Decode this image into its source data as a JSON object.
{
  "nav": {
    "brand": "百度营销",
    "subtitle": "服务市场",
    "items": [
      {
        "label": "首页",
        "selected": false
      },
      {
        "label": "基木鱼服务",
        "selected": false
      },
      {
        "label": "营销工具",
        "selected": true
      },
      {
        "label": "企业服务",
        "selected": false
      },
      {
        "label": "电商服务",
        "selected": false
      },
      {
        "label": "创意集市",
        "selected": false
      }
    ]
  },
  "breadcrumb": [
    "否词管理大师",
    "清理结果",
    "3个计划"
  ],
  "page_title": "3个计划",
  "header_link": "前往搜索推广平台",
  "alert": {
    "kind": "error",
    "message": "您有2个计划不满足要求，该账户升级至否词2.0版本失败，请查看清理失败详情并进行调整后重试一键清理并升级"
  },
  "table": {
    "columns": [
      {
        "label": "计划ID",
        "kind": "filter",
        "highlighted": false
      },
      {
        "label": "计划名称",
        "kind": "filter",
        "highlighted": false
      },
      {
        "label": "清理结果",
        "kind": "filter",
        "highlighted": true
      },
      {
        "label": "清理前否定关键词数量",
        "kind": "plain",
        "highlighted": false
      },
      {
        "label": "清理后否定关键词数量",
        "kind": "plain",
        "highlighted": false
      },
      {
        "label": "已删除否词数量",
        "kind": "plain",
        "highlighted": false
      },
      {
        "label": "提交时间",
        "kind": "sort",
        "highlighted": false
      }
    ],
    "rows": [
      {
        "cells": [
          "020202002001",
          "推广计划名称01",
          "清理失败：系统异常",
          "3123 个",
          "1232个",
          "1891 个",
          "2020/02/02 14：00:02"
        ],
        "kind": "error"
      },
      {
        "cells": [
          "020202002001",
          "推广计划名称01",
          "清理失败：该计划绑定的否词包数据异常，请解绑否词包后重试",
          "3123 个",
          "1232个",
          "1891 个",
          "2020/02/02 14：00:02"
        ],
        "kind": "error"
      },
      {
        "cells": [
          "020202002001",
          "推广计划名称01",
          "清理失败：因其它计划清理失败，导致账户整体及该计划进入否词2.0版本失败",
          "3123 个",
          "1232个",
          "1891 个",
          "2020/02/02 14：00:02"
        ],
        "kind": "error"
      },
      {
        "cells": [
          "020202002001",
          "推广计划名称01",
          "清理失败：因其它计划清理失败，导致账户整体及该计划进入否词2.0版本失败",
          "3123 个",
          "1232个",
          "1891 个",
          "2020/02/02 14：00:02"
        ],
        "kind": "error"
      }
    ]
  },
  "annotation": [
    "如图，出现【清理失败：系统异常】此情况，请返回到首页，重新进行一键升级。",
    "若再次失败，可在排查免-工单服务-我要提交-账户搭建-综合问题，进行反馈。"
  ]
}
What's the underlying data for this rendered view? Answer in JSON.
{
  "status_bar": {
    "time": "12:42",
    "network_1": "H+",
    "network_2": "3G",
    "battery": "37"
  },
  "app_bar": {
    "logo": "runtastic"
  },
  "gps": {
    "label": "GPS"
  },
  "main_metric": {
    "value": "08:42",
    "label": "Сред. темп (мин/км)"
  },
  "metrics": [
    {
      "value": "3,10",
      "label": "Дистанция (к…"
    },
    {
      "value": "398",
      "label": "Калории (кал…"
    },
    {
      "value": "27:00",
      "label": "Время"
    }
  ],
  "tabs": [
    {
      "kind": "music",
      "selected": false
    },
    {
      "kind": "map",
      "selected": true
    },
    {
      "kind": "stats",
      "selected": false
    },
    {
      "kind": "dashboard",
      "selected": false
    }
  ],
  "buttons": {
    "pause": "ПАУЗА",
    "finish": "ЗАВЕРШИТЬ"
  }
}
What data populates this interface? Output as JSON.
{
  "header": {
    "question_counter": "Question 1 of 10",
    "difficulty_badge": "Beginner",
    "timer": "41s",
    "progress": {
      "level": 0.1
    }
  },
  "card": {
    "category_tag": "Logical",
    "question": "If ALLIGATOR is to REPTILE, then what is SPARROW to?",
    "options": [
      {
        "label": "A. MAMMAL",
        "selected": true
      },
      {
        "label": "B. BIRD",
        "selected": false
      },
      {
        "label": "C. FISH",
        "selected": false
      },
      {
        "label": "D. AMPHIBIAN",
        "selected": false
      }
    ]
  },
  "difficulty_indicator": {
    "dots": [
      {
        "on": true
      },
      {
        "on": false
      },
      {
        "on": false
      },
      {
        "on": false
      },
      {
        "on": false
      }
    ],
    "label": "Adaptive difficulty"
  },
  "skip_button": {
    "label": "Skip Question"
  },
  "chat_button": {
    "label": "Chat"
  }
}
..........
Each entry above is to be printed again exactly.

Decode this image into its source data as a JSON object.
{
  "nav": {
    "brand": "百度营销",
    "subtitle": "服务市场",
    "items": [
      {
        "label": "首页",
        "selected": false
      },
      {
        "label": "基木鱼服务",
        "selected": false
      },
      {
        "label": "营销工具",
        "selected": true
      },
      {
        "label": "企业服务",
        "selected": false
      },
      {
        "label": "电商服务",
        "selected": false
      },
      {
        "label": "创意集市",
        "selected": false
      }
    ]
  },
  "breadcrumb": [
    "否词管理大师",
    "清理结果",
    "3个计划"
  ],
  "page_title": "3个计划",
  "header_link": "前往搜索推广平台",
  "alert": {
    "kind": "error",
    "message": "您有2个计划不满足要求，该账户升级至否词2.0版本失败，请查看清理失败详情并进行调整后重试一键清理并升级"
  },
  "table": {
    "columns": [
      {
        "label": "计划ID",
        "kind": "filter",
        "highlighted": false
      },
      {
        "label": "计划名称",
        "kind": "filter",
        "highlighted": false
      },
      {
        "label": "清理结果",
        "kind": "filter",
        "highlighted": true
      },
      {
        "label": "清理前否定关键词数量",
        "kind": "plain",
        "highlighted": false
      },
      {
        "label": "清理后否定关键词数量",
        "kind": "plain",
        "highlighted": false
      },
      {
        "label": "已删除否词数量",
        "kind": "plain",
        "highlighted": false
      },
      {
        "label": "提交时间",
        "kind": "sort",
        "highlighted": false
      }
    ],
    "rows": [
      {
        "cells": [
          "020202002001",
          "推广计划名称01",
          "清理失败：系统异常",
          "3123 个",
          "1232个",
          "1891 个",
          "2020/02/02 14：00:02"
        ],
        "kind": "error"
      },
      {
        "cells": [
          "020202002001",
          "推广计划名称01",
          "清理失败：该计划绑定的否词包数据异常，请解绑否词包后重试",
          "3123 个",
          "1232个",
          "1891 个",
          "2020/02/02 14：00:02"
        ],
        "kind": "error"
      },
      {
        "cells": [
          "020202002001",
          "推广计划名称01",
          "清理失败：因其它计划清理失败，导致账户整体及该计划进入否词2.0版本失败",
          "3123 个",
          "1232个",
          "1891 个",
          "2020/02/02 14：00:02"
        ],
        "kind": "error"
      },
      {
        "cells": [
          "020202002001",
          "推广计划名称01",
          "清理失败：因其它计划清理失败，导致账户整体及该计划进入否词2.0版本失败",
          "3123 个",
          "1232个",
          "1891 个",
          "2020/02/02 14：00:02"
        ],
        "kind": "error"
      }
    ]
  },
  "annotation": [
    "如图，出现【清理失败：系统异常】此情况，请返回到首页，重新进行一键升级。",
    "若再次失败，可在排查免-工单服务-我要提交-账户搭建-综合问题，进行反馈。"
  ]
}
What's the underlying data for this rendered view? Answer in JSON.
{
  "status_bar": {
    "time": "12:42",
    "network_1": "H+",
    "network_2": "3G",
    "battery": "37"
  },
  "app_bar": {
    "logo": "runtastic"
  },
  "gps": {
    "label": "GPS"
  },
  "main_metric": {
    "value": "08:42",
    "label": "Сред. темп (мин/км)"
  },
  "metrics": [
    {
      "value": "3,10",
      "label": "Дистанция (к…"
    },
    {
      "value": "398",
      "label": "Калории (кал…"
    },
    {
      "value": "27:00",
      "label": "Время"
    }
  ],
  "tabs": [
    {
      "kind": "music",
      "selected": false
    },
    {
      "kind": "map",
      "selected": true
    },
    {
      "kind": "stats",
      "selected": false
    },
    {
      "kind": "dashboard",
      "selected": false
    }
  ],
  "buttons": {
    "pause": "ПАУЗА",
    "finish": "ЗАВЕРШИТЬ"
  }
}
What data populates this interface? Output as JSON.
{
  "header": {
    "question_counter": "Question 1 of 10",
    "difficulty_badge": "Beginner",
    "timer": "41s",
    "progress": {
      "level": 0.1
    }
  },
  "card": {
    "category_tag": "Logical",
    "question": "If ALLIGATOR is to REPTILE, then what is SPARROW to?",
    "options": [
      {
        "label": "A. MAMMAL",
        "selected": true
      },
      {
        "label": "B. BIRD",
        "selected": false
      },
      {
        "label": "C. FISH",
        "selected": false
      },
      {
        "label": "D. AMPHIBIAN",
        "selected": false
      }
    ]
  },
  "difficulty_indicator": {
    "dots": [
      {
        "on": true
      },
      {
        "on": false
      },
      {
        "on": false
      },
      {
        "on": false
      },
      {
        "on": false
      }
    ],
    "label": "Adaptive difficulty"
  },
  "skip_button": {
    "label": "Skip Question"
  },
  "chat_button": {
    "label": "Chat"
  }
}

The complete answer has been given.